__WHAT THE TASK ASKS__
From the listing below, extract every line in which the word "Subrayar" appears.

__DATA LINES__
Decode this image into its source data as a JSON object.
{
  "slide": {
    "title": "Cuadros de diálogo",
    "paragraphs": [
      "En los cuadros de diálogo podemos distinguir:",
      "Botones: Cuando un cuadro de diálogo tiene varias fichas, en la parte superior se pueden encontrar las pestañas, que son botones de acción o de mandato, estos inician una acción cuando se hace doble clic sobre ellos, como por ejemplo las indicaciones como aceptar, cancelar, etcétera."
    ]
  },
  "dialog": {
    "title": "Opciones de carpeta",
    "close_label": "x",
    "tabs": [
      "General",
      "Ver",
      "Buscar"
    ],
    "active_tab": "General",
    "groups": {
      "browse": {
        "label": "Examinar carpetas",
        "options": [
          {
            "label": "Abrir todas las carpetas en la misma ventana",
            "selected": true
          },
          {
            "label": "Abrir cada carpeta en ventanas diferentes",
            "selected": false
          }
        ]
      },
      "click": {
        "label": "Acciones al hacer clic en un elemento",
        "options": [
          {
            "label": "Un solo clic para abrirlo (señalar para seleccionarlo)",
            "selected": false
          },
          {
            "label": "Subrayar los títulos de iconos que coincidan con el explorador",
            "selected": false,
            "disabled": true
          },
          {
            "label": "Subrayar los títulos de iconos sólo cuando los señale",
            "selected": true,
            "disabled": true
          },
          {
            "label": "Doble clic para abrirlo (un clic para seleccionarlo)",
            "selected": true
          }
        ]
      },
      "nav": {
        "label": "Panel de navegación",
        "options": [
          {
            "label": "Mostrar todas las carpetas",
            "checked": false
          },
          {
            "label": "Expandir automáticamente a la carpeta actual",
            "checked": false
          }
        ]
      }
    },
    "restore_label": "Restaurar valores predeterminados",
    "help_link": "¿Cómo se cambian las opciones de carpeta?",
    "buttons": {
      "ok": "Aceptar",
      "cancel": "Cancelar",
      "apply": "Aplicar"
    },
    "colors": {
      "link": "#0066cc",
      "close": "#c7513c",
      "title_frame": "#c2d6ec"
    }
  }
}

__THE SOLUTION__
            "label": "Subrayar los títulos de iconos que coincidan con el explorador",
            "label": "Subrayar los títulos de iconos sólo cuando los señale",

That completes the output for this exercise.